--- start of SOURCE EXTRACT ---
Export Controls & Sanctions
Every international shipment carries a compliance obligation that extends beyond customs duties and documentation: the shipper, freight forwarder, and carrier must ensure that the goods, the destination, and the parties involved in the transaction are not subject to export controls or economic sanctions. Violations — even unintentional ones — can result in criminal penalties, massive fines, loss of export privileges, and reputational damage.
Export controls restrict the transfer of specific goods, technology, and software to certain destinations or end users. Economic sanctions are broader restrictions that limit or prohibit trade, financial transactions, and other dealings with specific countries, entities, and individuals. Together, these regimes form a complex web of regulations that every participant in the supply chain must navigate.
The Regulatory Landscape
U.S. Export Control Agencies
The United States maintains multiple overlapping export control and sanctions programs administered by different agencies:
| Agency | Regulation | Scope | Key Lists |
|---|---|---|---|
| Bureau of Industry and Security (BIS) — Dept. of Commerce | Export Administration Regulations (EAR) | Dual-use goods, technology, and software with both civilian and military applications | Entity List, Denied Persons List, Unverified List |
| Directorate of Defense Trade Controls (DDTC) — Dept. of State | International Traffic in Arms Regulations (ITAR) | Defense articles, defense services, and related technical data on the U.S. Munitions List (USML) | Debarred Parties List |
| Office of Foreign Assets Control (OFAC) — Dept. of Treasury | Various sanctions programs (31 CFR Part 500 series) | Country-based and list-based economic sanctions | Specially Designated Nationals (SDN) List, Sectoral Sanctions Identifications (SSI) List |
| Nuclear Regulatory Commission (NRC) | 10 CFR Part 110 | Nuclear materials and equipment | N/A — license-based control |
| Department of Energy (DOE) | 10 CFR Part 810 | Nuclear technology and assistance | N/A — authorization-based control |
Dual-use goods are items that have legitimate civilian applications but could also be used for military purposes, weapons of mass destruction (WMD) development, or other controlled end uses. Examples include high-performance computers, precision machine tools, certain chemicals, encryption technology, and advanced materials.
--- end of SOURCE EXTRACT ---
--- start of STORED ROWS ---
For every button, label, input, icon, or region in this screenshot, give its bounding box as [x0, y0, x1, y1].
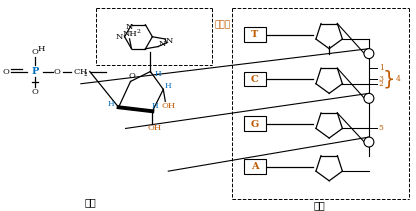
Text: OH: OH [147, 124, 161, 132]
Text: O: O [3, 68, 10, 76]
FancyBboxPatch shape [244, 116, 265, 131]
Text: 2: 2 [379, 80, 384, 88]
Text: H: H [165, 83, 171, 91]
Text: 5: 5 [379, 124, 384, 133]
Text: }: } [383, 70, 395, 89]
FancyBboxPatch shape [244, 72, 265, 87]
Text: H: H [37, 45, 45, 53]
Text: P: P [32, 67, 39, 76]
Text: H: H [107, 100, 114, 108]
Text: 2: 2 [136, 29, 141, 34]
Text: H: H [155, 69, 162, 77]
Text: C: C [74, 68, 80, 76]
Text: 3: 3 [379, 76, 384, 84]
Text: O: O [128, 73, 135, 80]
Text: A: A [251, 162, 258, 171]
Circle shape [364, 49, 374, 59]
Text: 4: 4 [396, 76, 401, 84]
Text: 腺嘌呤: 腺嘌呤 [215, 20, 231, 29]
Text: 图一: 图一 [85, 198, 97, 207]
Text: H: H [152, 102, 158, 110]
FancyBboxPatch shape [244, 27, 265, 42]
Text: 2: 2 [84, 72, 88, 77]
Text: H: H [79, 68, 87, 76]
Text: O: O [32, 88, 39, 96]
Text: C: C [251, 75, 259, 84]
Text: N: N [116, 33, 123, 41]
Circle shape [364, 93, 374, 103]
FancyBboxPatch shape [244, 159, 265, 174]
Text: 图二: 图二 [313, 201, 325, 210]
Text: N: N [166, 37, 173, 45]
Text: O: O [32, 48, 39, 56]
Text: N: N [126, 23, 133, 31]
Text: N: N [158, 40, 166, 47]
Text: T: T [251, 30, 258, 39]
Text: O: O [54, 68, 60, 76]
Circle shape [364, 137, 374, 147]
Text: NH: NH [122, 30, 137, 38]
Text: OH: OH [161, 102, 176, 110]
Text: 1: 1 [379, 64, 384, 72]
Text: G: G [250, 120, 259, 129]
--- end of STORED ROWS ---
§ **WRITTEN EXERCISE**:
Answer these questions from the text on export controls and sanctions:
1. What consequences can violations result in?
2. Which agency administers the International Traffic in Arms Regulations (ITAR)?
3. Which regulation is listed for the Department of Energy?

§ **EXERCISE RESPONSE**:
1. Criminal penalties, massive fines, loss of export privileges, and reputational damage.
2. The Directorate of Defense Trade Controls (DDTC), part of the Department of State.
3. 10 CFR Part 810.